Stored data

******

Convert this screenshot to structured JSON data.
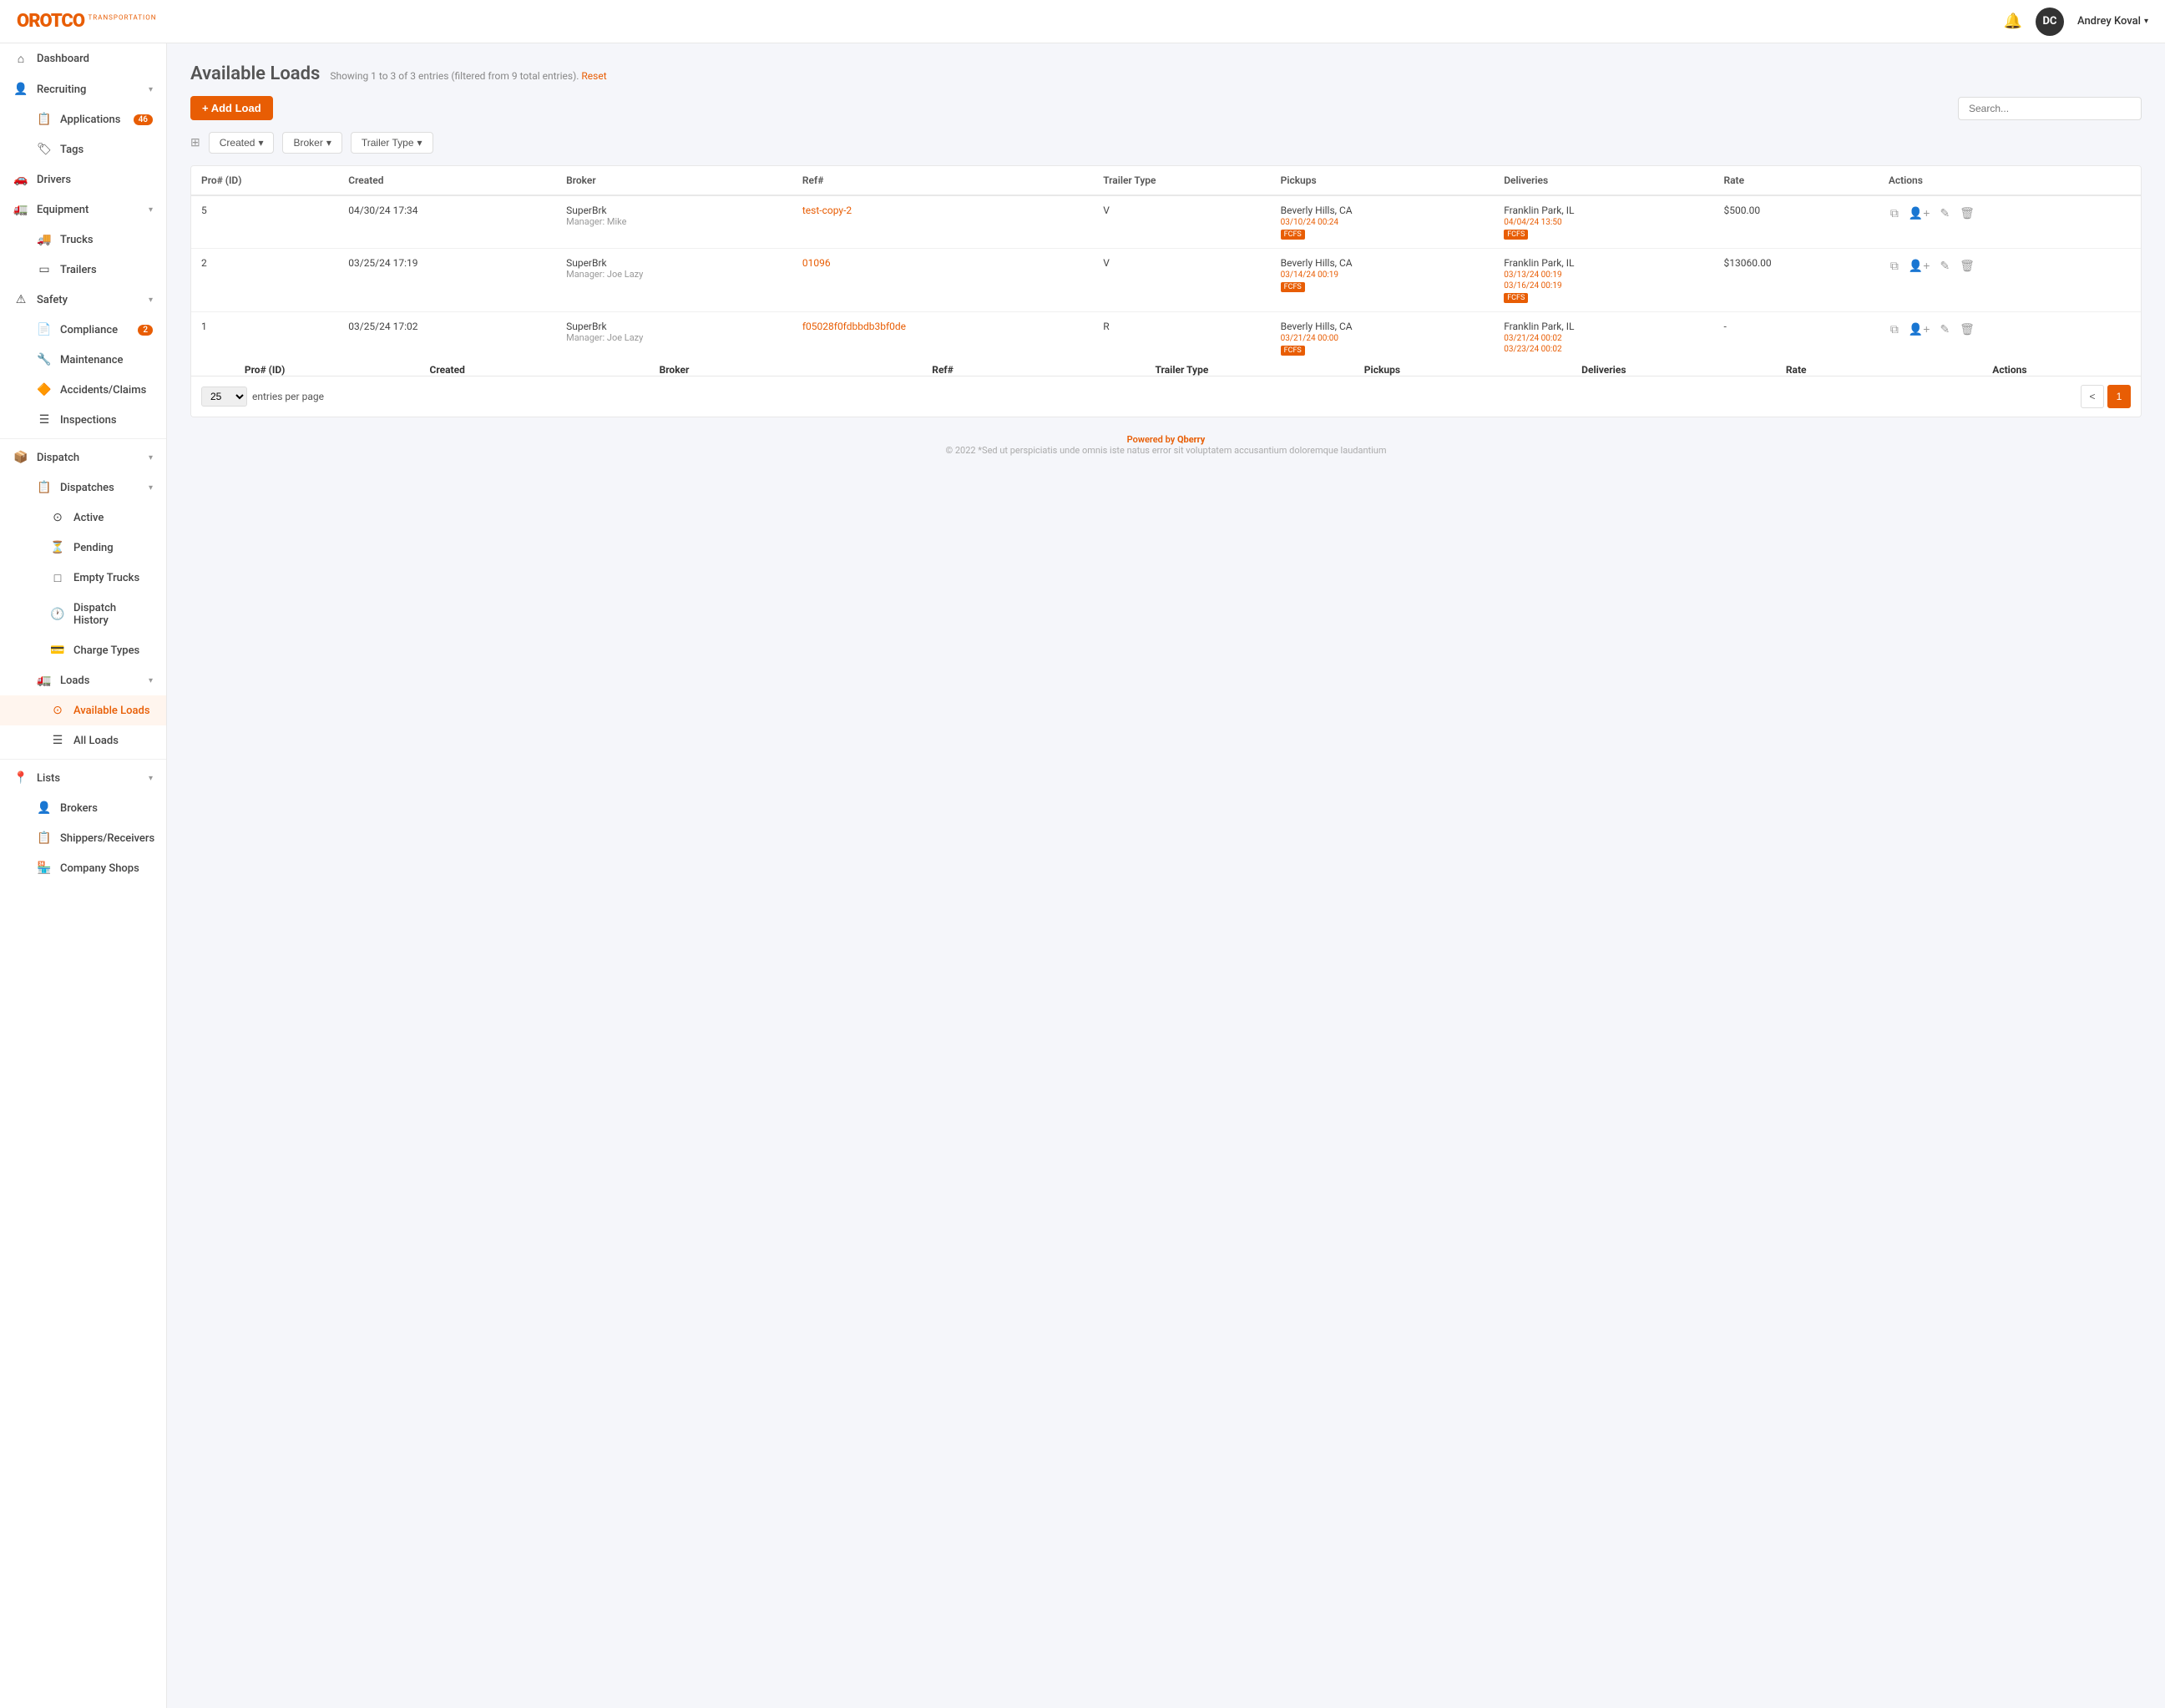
{
  "header": {
    "logo_text": "OROTCO",
    "logo_sub": "TRANSPORTATION",
    "bell_icon": "🔔",
    "user_initials": "DC",
    "user_name": "Andrey Koval",
    "chevron_icon": "▾"
  },
  "sidebar": {
    "items": [
      {
        "id": "dashboard",
        "label": "Dashboard",
        "icon": "⌂",
        "has_arrow": false,
        "badge": null,
        "indent": false
      },
      {
        "id": "recruiting",
        "label": "Recruiting",
        "icon": "👤",
        "has_arrow": true,
        "badge": null,
        "indent": false
      },
      {
        "id": "applications",
        "label": "Applications",
        "icon": "📋",
        "has_arrow": false,
        "badge": "46",
        "indent": true
      },
      {
        "id": "tags",
        "label": "Tags",
        "icon": "🏷",
        "has_arrow": false,
        "badge": null,
        "indent": true
      },
      {
        "id": "drivers",
        "label": "Drivers",
        "icon": "🚗",
        "has_arrow": false,
        "badge": null,
        "indent": false
      },
      {
        "id": "equipment",
        "label": "Equipment",
        "icon": "🚛",
        "has_arrow": true,
        "badge": null,
        "indent": false
      },
      {
        "id": "trucks",
        "label": "Trucks",
        "icon": "🚚",
        "has_arrow": false,
        "badge": null,
        "indent": true
      },
      {
        "id": "trailers",
        "label": "Trailers",
        "icon": "▭",
        "has_arrow": false,
        "badge": null,
        "indent": true
      },
      {
        "id": "safety",
        "label": "Safety",
        "icon": "⚠",
        "has_arrow": true,
        "badge": null,
        "indent": false
      },
      {
        "id": "compliance",
        "label": "Compliance",
        "icon": "📄",
        "has_arrow": false,
        "badge": "2",
        "indent": true
      },
      {
        "id": "maintenance",
        "label": "Maintenance",
        "icon": "🔧",
        "has_arrow": false,
        "badge": null,
        "indent": true
      },
      {
        "id": "accidents",
        "label": "Accidents/Claims",
        "icon": "🔶",
        "has_arrow": false,
        "badge": null,
        "indent": true
      },
      {
        "id": "inspections",
        "label": "Inspections",
        "icon": "☰",
        "has_arrow": false,
        "badge": null,
        "indent": true
      },
      {
        "id": "dispatch",
        "label": "Dispatch",
        "icon": "📦",
        "has_arrow": true,
        "badge": null,
        "indent": false
      },
      {
        "id": "dispatches",
        "label": "Dispatches",
        "icon": "📋",
        "has_arrow": true,
        "badge": null,
        "indent": true
      },
      {
        "id": "active",
        "label": "Active",
        "icon": "⊙",
        "has_arrow": false,
        "badge": null,
        "indent": true,
        "sub": true
      },
      {
        "id": "pending",
        "label": "Pending",
        "icon": "⏳",
        "has_arrow": false,
        "badge": null,
        "indent": true,
        "sub": true
      },
      {
        "id": "empty-trucks",
        "label": "Empty Trucks",
        "icon": "□",
        "has_arrow": false,
        "badge": null,
        "indent": true,
        "sub": true
      },
      {
        "id": "dispatch-history",
        "label": "Dispatch History",
        "icon": "🕐",
        "has_arrow": false,
        "badge": null,
        "indent": true,
        "sub": true
      },
      {
        "id": "charge-types",
        "label": "Charge Types",
        "icon": "💳",
        "has_arrow": false,
        "badge": null,
        "indent": true,
        "sub": true
      },
      {
        "id": "loads",
        "label": "Loads",
        "icon": "🚛",
        "has_arrow": true,
        "badge": null,
        "indent": true
      },
      {
        "id": "available-loads",
        "label": "Available Loads",
        "icon": "⊙",
        "has_arrow": false,
        "badge": null,
        "indent": true,
        "sub": true,
        "active": true
      },
      {
        "id": "all-loads",
        "label": "All Loads",
        "icon": "☰",
        "has_arrow": false,
        "badge": null,
        "indent": true,
        "sub": true
      },
      {
        "id": "lists",
        "label": "Lists",
        "icon": "📍",
        "has_arrow": true,
        "badge": null,
        "indent": false
      },
      {
        "id": "brokers",
        "label": "Brokers",
        "icon": "👤",
        "has_arrow": false,
        "badge": null,
        "indent": true
      },
      {
        "id": "shippers",
        "label": "Shippers/Receivers",
        "icon": "📋",
        "has_arrow": false,
        "badge": null,
        "indent": true
      },
      {
        "id": "company-shops",
        "label": "Company Shops",
        "icon": "🏪",
        "has_arrow": false,
        "badge": null,
        "indent": true
      }
    ]
  },
  "main": {
    "title": "Available Loads",
    "subtitle": "Showing 1 to 3 of 3 entries (filtered from 9 total entries).",
    "reset_label": "Reset",
    "add_button": "+ Add Load",
    "search_placeholder": "Search...",
    "filters": [
      {
        "label": "Created",
        "icon": "▾"
      },
      {
        "label": "Broker",
        "icon": "▾"
      },
      {
        "label": "Trailer Type",
        "icon": "▾"
      }
    ],
    "filter_icon": "⊞",
    "table": {
      "columns": [
        "Pro# (ID)",
        "Created",
        "Broker",
        "Ref#",
        "Trailer Type",
        "Pickups",
        "Deliveries",
        "Rate",
        "Actions"
      ],
      "rows": [
        {
          "pro_id": "5",
          "created": "04/30/24 17:34",
          "broker": "SuperBrk",
          "broker_sub": "Manager: Mike",
          "ref": "test-copy-2",
          "ref_is_link": true,
          "trailer_type": "V",
          "pickup_city": "Beverly Hills, CA",
          "pickup_date": "03/10/24 00:24",
          "pickup_badge": "FCFS",
          "delivery_city": "Franklin Park, IL",
          "delivery_date": "04/04/24 13:50",
          "delivery_badge": "FCFS",
          "rate": "$500.00",
          "has_rate": true
        },
        {
          "pro_id": "2",
          "created": "03/25/24 17:19",
          "broker": "SuperBrk",
          "broker_sub": "Manager: Joe Lazy",
          "ref": "01096",
          "ref_is_link": true,
          "trailer_type": "V",
          "pickup_city": "Beverly Hills, CA",
          "pickup_date": "03/14/24 00:19",
          "pickup_badge": "FCFS",
          "delivery_city": "Franklin Park, IL",
          "delivery_date1": "03/13/24 00:19",
          "delivery_date2": "03/16/24 00:19",
          "delivery_badge": "FCFS",
          "rate": "$13060.00",
          "has_rate": true
        },
        {
          "pro_id": "1",
          "created": "03/25/24 17:02",
          "broker": "SuperBrk",
          "broker_sub": "Manager: Joe Lazy",
          "ref": "f05028f0fdbbdb3bf0de",
          "ref_is_link": true,
          "trailer_type": "R",
          "pickup_city": "Beverly Hills, CA",
          "pickup_date": "03/21/24 00:00",
          "pickup_badge": "FCFS",
          "delivery_city": "Franklin Park, IL",
          "delivery_date1": "03/21/24 00:02",
          "delivery_date2": "03/23/24 00:02",
          "delivery_badge": "",
          "rate": "-",
          "has_rate": false
        }
      ],
      "footer_columns": [
        "Pro# (ID)",
        "Created",
        "Broker",
        "Ref#",
        "Trailer Type",
        "Pickups",
        "Deliveries",
        "Rate",
        "Actions"
      ]
    },
    "entries_per_page": "25",
    "entries_label": "entries per page",
    "pagination": {
      "prev": "<",
      "current": "1"
    }
  },
  "footer": {
    "powered_by": "Powered by",
    "brand": "Qberry",
    "copyright": "© 2022 *Sed ut perspiciatis unde omnis iste natus error sit voluptatem accusantium doloremque laudantium"
  }
}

******

SET PROBLEM |
Copy the whole of the material above exactly, but not its images.

WRITTEN ANSWER |
Convert this screenshot to structured JSON data.
{
  "header": {
    "logo_text": "OROTCO",
    "logo_sub": "TRANSPORTATION",
    "bell_icon": "🔔",
    "user_initials": "DC",
    "user_name": "Andrey Koval",
    "chevron_icon": "▾"
  },
  "sidebar": {
    "items": [
      {
        "id": "dashboard",
        "label": "Dashboard",
        "icon": "⌂",
        "has_arrow": false,
        "badge": null,
        "indent": false
      },
      {
        "id": "recruiting",
        "label": "Recruiting",
        "icon": "👤",
        "has_arrow": true,
        "badge": null,
        "indent": false
      },
      {
        "id": "applications",
        "label": "Applications",
        "icon": "📋",
        "has_arrow": false,
        "badge": "46",
        "indent": true
      },
      {
        "id": "tags",
        "label": "Tags",
        "icon": "🏷",
        "has_arrow": false,
        "badge": null,
        "indent": true
      },
      {
        "id": "drivers",
        "label": "Drivers",
        "icon": "🚗",
        "has_arrow": false,
        "badge": null,
        "indent": false
      },
      {
        "id": "equipment",
        "label": "Equipment",
        "icon": "🚛",
        "has_arrow": true,
        "badge": null,
        "indent": false
      },
      {
        "id": "trucks",
        "label": "Trucks",
        "icon": "🚚",
        "has_arrow": false,
        "badge": null,
        "indent": true
      },
      {
        "id": "trailers",
        "label": "Trailers",
        "icon": "▭",
        "has_arrow": false,
        "badge": null,
        "indent": true
      },
      {
        "id": "safety",
        "label": "Safety",
        "icon": "⚠",
        "has_arrow": true,
        "badge": null,
        "indent": false
      },
      {
        "id": "compliance",
        "label": "Compliance",
        "icon": "📄",
        "has_arrow": false,
        "badge": "2",
        "indent": true
      },
      {
        "id": "maintenance",
        "label": "Maintenance",
        "icon": "🔧",
        "has_arrow": false,
        "badge": null,
        "indent": true
      },
      {
        "id": "accidents",
        "label": "Accidents/Claims",
        "icon": "🔶",
        "has_arrow": false,
        "badge": null,
        "indent": true
      },
      {
        "id": "inspections",
        "label": "Inspections",
        "icon": "☰",
        "has_arrow": false,
        "badge": null,
        "indent": true
      },
      {
        "id": "dispatch",
        "label": "Dispatch",
        "icon": "📦",
        "has_arrow": true,
        "badge": null,
        "indent": false
      },
      {
        "id": "dispatches",
        "label": "Dispatches",
        "icon": "📋",
        "has_arrow": true,
        "badge": null,
        "indent": true
      },
      {
        "id": "active",
        "label": "Active",
        "icon": "⊙",
        "has_arrow": false,
        "badge": null,
        "indent": true,
        "sub": true
      },
      {
        "id": "pending",
        "label": "Pending",
        "icon": "⏳",
        "has_arrow": false,
        "badge": null,
        "indent": true,
        "sub": true
      },
      {
        "id": "empty-trucks",
        "label": "Empty Trucks",
        "icon": "□",
        "has_arrow": false,
        "badge": null,
        "indent": true,
        "sub": true
      },
      {
        "id": "dispatch-history",
        "label": "Dispatch History",
        "icon": "🕐",
        "has_arrow": false,
        "badge": null,
        "indent": true,
        "sub": true
      },
      {
        "id": "charge-types",
        "label": "Charge Types",
        "icon": "💳",
        "has_arrow": false,
        "badge": null,
        "indent": true,
        "sub": true
      },
      {
        "id": "loads",
        "label": "Loads",
        "icon": "🚛",
        "has_arrow": true,
        "badge": null,
        "indent": true
      },
      {
        "id": "available-loads",
        "label": "Available Loads",
        "icon": "⊙",
        "has_arrow": false,
        "badge": null,
        "indent": true,
        "sub": true,
        "active": true
      },
      {
        "id": "all-loads",
        "label": "All Loads",
        "icon": "☰",
        "has_arrow": false,
        "badge": null,
        "indent": true,
        "sub": true
      },
      {
        "id": "lists",
        "label": "Lists",
        "icon": "📍",
        "has_arrow": true,
        "badge": null,
        "indent": false
      },
      {
        "id": "brokers",
        "label": "Brokers",
        "icon": "👤",
        "has_arrow": false,
        "badge": null,
        "indent": true
      },
      {
        "id": "shippers",
        "label": "Shippers/Receivers",
        "icon": "📋",
        "has_arrow": false,
        "badge": null,
        "indent": true
      },
      {
        "id": "company-shops",
        "label": "Company Shops",
        "icon": "🏪",
        "has_arrow": false,
        "badge": null,
        "indent": true
      }
    ]
  },
  "main": {
    "title": "Available Loads",
    "subtitle": "Showing 1 to 3 of 3 entries (filtered from 9 total entries).",
    "reset_label": "Reset",
    "add_button": "+ Add Load",
    "search_placeholder": "Search...",
    "filters": [
      {
        "label": "Created",
        "icon": "▾"
      },
      {
        "label": "Broker",
        "icon": "▾"
      },
      {
        "label": "Trailer Type",
        "icon": "▾"
      }
    ],
    "filter_icon": "⊞",
    "table": {
      "columns": [
        "Pro# (ID)",
        "Created",
        "Broker",
        "Ref#",
        "Trailer Type",
        "Pickups",
        "Deliveries",
        "Rate",
        "Actions"
      ],
      "rows": [
        {
          "pro_id": "5",
          "created": "04/30/24 17:34",
          "broker": "SuperBrk",
          "broker_sub": "Manager: Mike",
          "ref": "test-copy-2",
          "ref_is_link": true,
          "trailer_type": "V",
          "pickup_city": "Beverly Hills, CA",
          "pickup_date": "03/10/24 00:24",
          "pickup_badge": "FCFS",
          "delivery_city": "Franklin Park, IL",
          "delivery_date": "04/04/24 13:50",
          "delivery_badge": "FCFS",
          "rate": "$500.00",
          "has_rate": true
        },
        {
          "pro_id": "2",
          "created": "03/25/24 17:19",
          "broker": "SuperBrk",
          "broker_sub": "Manager: Joe Lazy",
          "ref": "01096",
          "ref_is_link": true,
          "trailer_type": "V",
          "pickup_city": "Beverly Hills, CA",
          "pickup_date": "03/14/24 00:19",
          "pickup_badge": "FCFS",
          "delivery_city": "Franklin Park, IL",
          "delivery_date1": "03/13/24 00:19",
          "delivery_date2": "03/16/24 00:19",
          "delivery_badge": "FCFS",
          "rate": "$13060.00",
          "has_rate": true
        },
        {
          "pro_id": "1",
          "created": "03/25/24 17:02",
          "broker": "SuperBrk",
          "broker_sub": "Manager: Joe Lazy",
          "ref": "f05028f0fdbbdb3bf0de",
          "ref_is_link": true,
          "trailer_type": "R",
          "pickup_city": "Beverly Hills, CA",
          "pickup_date": "03/21/24 00:00",
          "pickup_badge": "FCFS",
          "delivery_city": "Franklin Park, IL",
          "delivery_date1": "03/21/24 00:02",
          "delivery_date2": "03/23/24 00:02",
          "delivery_badge": "",
          "rate": "-",
          "has_rate": false
        }
      ],
      "footer_columns": [
        "Pro# (ID)",
        "Created",
        "Broker",
        "Ref#",
        "Trailer Type",
        "Pickups",
        "Deliveries",
        "Rate",
        "Actions"
      ]
    },
    "entries_per_page": "25",
    "entries_label": "entries per page",
    "pagination": {
      "prev": "<",
      "current": "1"
    }
  },
  "footer": {
    "powered_by": "Powered by",
    "brand": "Qberry",
    "copyright": "© 2022 *Sed ut perspiciatis unde omnis iste natus error sit voluptatem accusantium doloremque laudantium"
  }
}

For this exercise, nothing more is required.